[BEGIN]

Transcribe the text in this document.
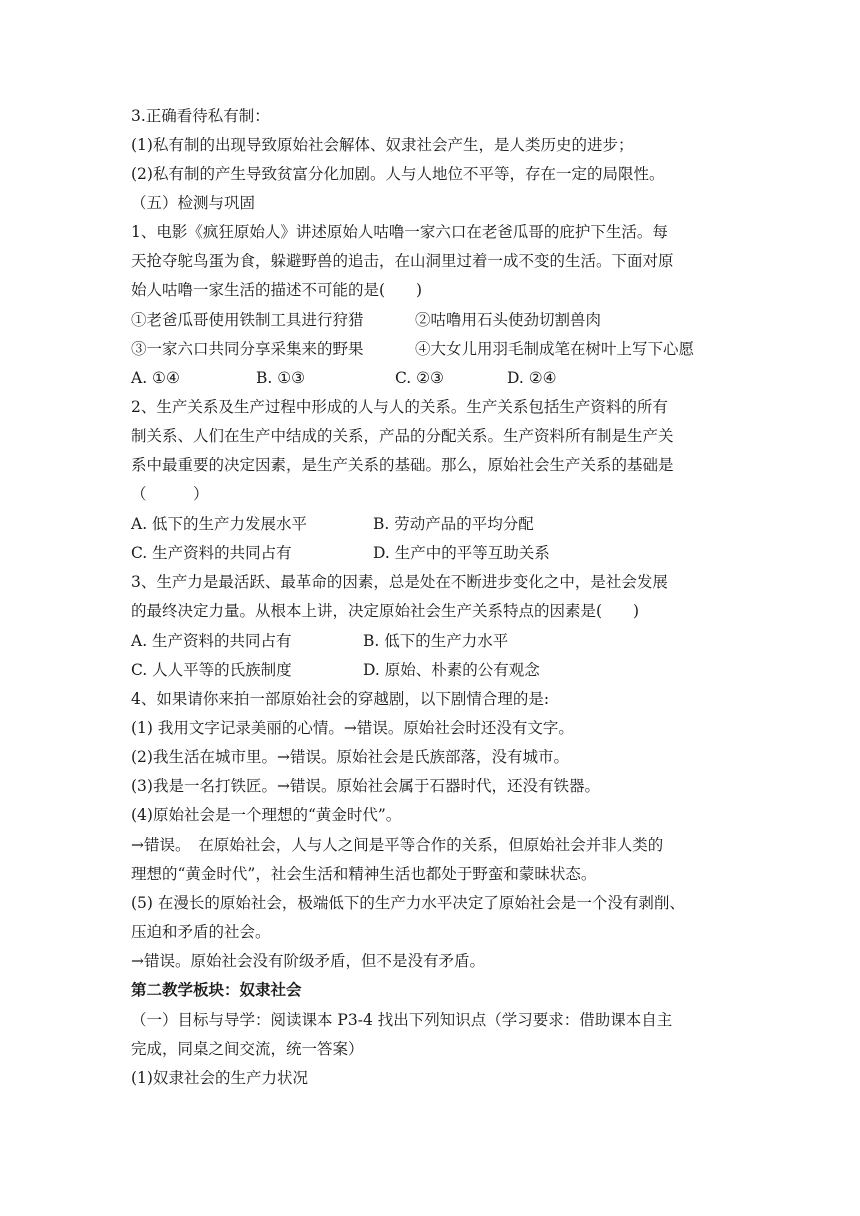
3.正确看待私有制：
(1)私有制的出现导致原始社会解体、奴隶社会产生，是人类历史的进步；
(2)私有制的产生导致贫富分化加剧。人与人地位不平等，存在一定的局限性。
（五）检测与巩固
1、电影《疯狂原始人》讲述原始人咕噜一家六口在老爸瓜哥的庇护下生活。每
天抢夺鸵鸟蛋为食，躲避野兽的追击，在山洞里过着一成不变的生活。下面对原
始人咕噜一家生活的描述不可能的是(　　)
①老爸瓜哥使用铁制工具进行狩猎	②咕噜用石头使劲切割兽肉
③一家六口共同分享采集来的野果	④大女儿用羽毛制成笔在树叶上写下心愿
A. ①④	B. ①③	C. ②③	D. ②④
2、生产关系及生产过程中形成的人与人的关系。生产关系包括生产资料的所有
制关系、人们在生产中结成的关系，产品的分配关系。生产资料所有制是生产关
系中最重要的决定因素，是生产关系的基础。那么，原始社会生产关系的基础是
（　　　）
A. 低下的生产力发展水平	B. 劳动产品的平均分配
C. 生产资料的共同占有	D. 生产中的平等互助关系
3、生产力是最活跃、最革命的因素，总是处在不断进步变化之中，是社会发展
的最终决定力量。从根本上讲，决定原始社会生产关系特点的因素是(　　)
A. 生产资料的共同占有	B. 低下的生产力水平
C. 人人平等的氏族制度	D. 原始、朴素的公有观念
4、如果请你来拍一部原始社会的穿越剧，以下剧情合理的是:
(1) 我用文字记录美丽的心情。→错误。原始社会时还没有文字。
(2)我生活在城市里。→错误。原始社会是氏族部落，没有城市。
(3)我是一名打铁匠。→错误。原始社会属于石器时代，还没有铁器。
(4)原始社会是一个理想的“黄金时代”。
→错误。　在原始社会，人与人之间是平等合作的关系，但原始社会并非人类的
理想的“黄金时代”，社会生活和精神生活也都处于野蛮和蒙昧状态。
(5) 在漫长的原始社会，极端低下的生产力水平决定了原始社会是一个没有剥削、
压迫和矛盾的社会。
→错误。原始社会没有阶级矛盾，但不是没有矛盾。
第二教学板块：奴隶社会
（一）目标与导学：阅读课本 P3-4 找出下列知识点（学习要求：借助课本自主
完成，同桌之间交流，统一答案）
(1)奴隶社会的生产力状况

[END]
[BEGIN]

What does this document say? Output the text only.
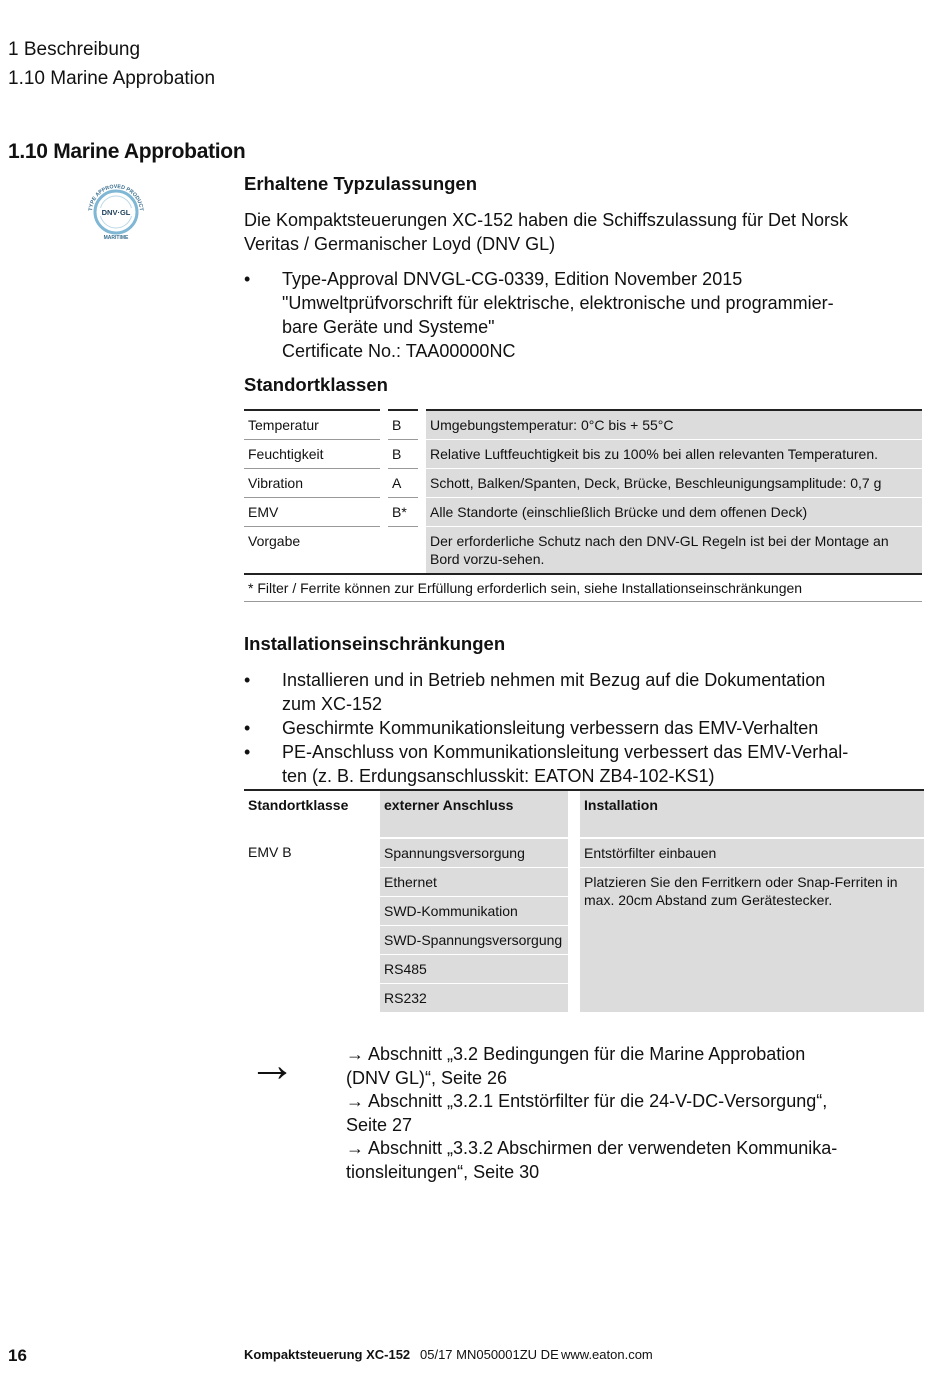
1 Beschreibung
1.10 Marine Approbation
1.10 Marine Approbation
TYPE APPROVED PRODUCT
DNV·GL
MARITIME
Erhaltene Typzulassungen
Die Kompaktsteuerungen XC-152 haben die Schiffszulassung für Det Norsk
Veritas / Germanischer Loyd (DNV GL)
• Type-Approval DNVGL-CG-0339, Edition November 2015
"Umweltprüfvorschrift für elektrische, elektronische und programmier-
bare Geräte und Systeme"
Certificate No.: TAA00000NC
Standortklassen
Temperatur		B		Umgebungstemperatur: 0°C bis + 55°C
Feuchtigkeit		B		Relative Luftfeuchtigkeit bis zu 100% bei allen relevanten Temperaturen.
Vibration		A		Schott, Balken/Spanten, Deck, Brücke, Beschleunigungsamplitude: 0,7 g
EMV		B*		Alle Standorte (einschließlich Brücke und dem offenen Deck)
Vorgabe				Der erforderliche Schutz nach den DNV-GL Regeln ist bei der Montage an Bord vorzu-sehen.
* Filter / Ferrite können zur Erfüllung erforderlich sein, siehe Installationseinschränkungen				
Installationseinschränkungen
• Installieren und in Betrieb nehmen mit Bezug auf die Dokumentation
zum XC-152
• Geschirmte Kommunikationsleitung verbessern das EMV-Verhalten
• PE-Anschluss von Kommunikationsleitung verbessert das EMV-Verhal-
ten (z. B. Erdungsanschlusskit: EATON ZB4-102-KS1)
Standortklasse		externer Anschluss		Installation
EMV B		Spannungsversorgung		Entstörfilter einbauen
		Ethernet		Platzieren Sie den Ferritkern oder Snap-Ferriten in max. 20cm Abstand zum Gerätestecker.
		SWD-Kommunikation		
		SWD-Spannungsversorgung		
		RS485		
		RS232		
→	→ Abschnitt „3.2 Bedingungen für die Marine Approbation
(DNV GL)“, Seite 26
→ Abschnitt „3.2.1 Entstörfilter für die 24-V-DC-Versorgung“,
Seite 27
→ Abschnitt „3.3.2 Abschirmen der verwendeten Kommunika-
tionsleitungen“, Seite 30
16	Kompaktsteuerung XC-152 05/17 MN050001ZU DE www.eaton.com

[END]
[BEGIN]

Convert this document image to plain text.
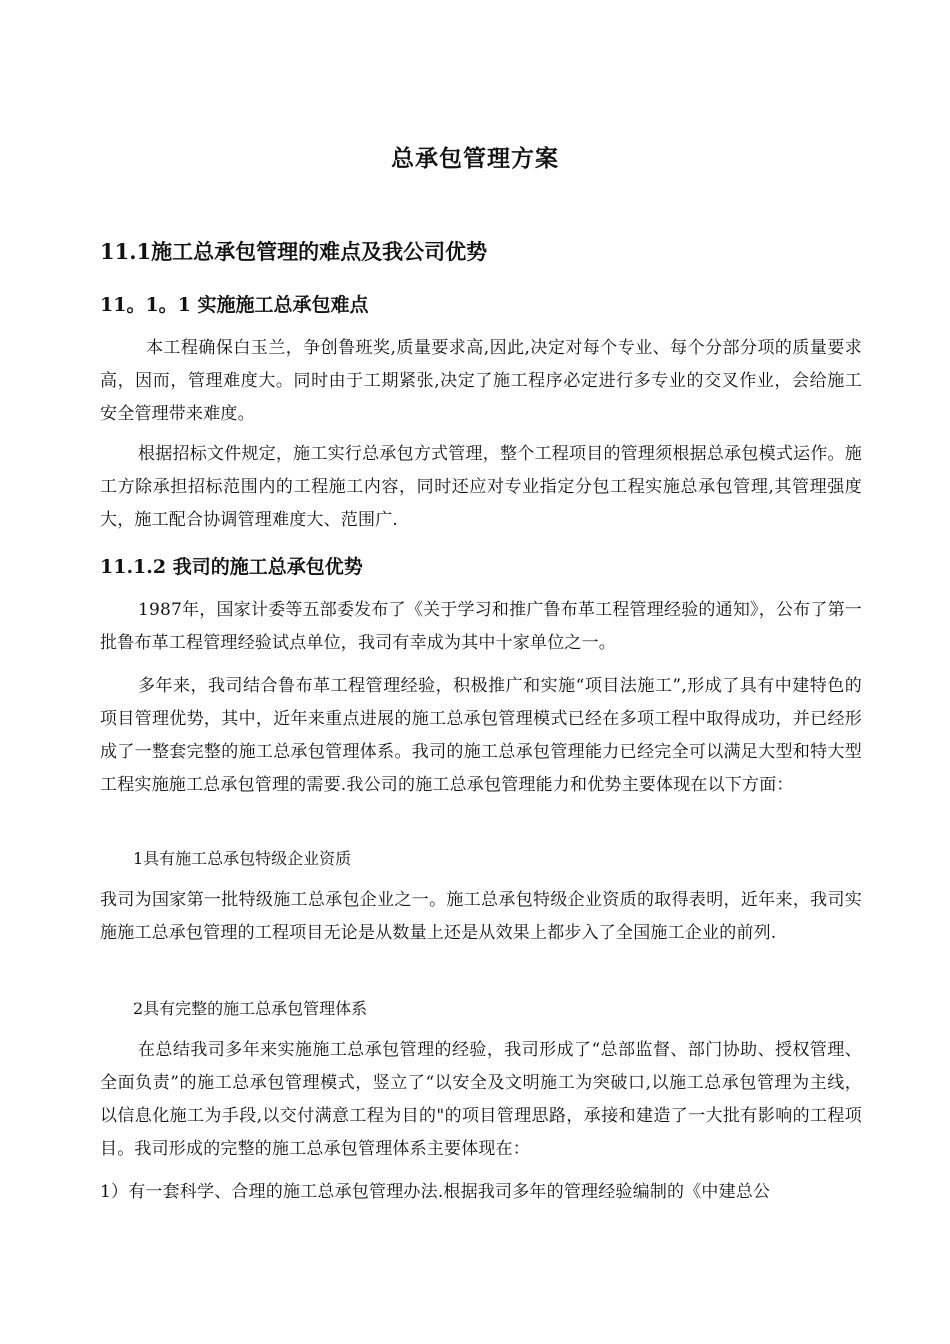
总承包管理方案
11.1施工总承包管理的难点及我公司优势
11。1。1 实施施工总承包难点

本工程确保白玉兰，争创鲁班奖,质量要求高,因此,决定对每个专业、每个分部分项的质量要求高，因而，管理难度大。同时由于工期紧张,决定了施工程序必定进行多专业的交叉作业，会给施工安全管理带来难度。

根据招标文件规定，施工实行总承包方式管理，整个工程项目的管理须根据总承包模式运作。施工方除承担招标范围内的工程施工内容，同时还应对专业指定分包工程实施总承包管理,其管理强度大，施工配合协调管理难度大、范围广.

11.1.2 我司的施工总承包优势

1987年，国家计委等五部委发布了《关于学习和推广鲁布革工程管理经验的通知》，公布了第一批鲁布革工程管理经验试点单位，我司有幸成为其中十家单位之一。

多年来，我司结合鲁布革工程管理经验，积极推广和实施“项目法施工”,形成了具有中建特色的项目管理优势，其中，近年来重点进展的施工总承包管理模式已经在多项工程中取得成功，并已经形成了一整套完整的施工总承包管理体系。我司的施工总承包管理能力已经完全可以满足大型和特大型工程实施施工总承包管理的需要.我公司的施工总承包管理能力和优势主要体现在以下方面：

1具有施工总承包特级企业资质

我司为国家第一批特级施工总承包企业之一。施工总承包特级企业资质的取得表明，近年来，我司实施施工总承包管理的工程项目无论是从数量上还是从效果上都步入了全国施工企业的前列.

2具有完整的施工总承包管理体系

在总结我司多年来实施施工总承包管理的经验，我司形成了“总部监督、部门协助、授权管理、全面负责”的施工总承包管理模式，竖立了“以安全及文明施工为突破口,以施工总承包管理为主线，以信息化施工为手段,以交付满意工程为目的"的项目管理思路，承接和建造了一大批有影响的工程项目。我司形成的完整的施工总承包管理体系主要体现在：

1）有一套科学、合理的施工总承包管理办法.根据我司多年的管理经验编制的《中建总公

[END]

### What to do
Extract all lines containing the word "Brücke".

### Answer to this exercise
Vibration		A		Schott, Balken/Spanten, Deck, Brücke, Beschleunigungsamplitude: 0,7 g
EMV		B*		Alle Standorte (einschließlich Brücke und dem offenen Deck)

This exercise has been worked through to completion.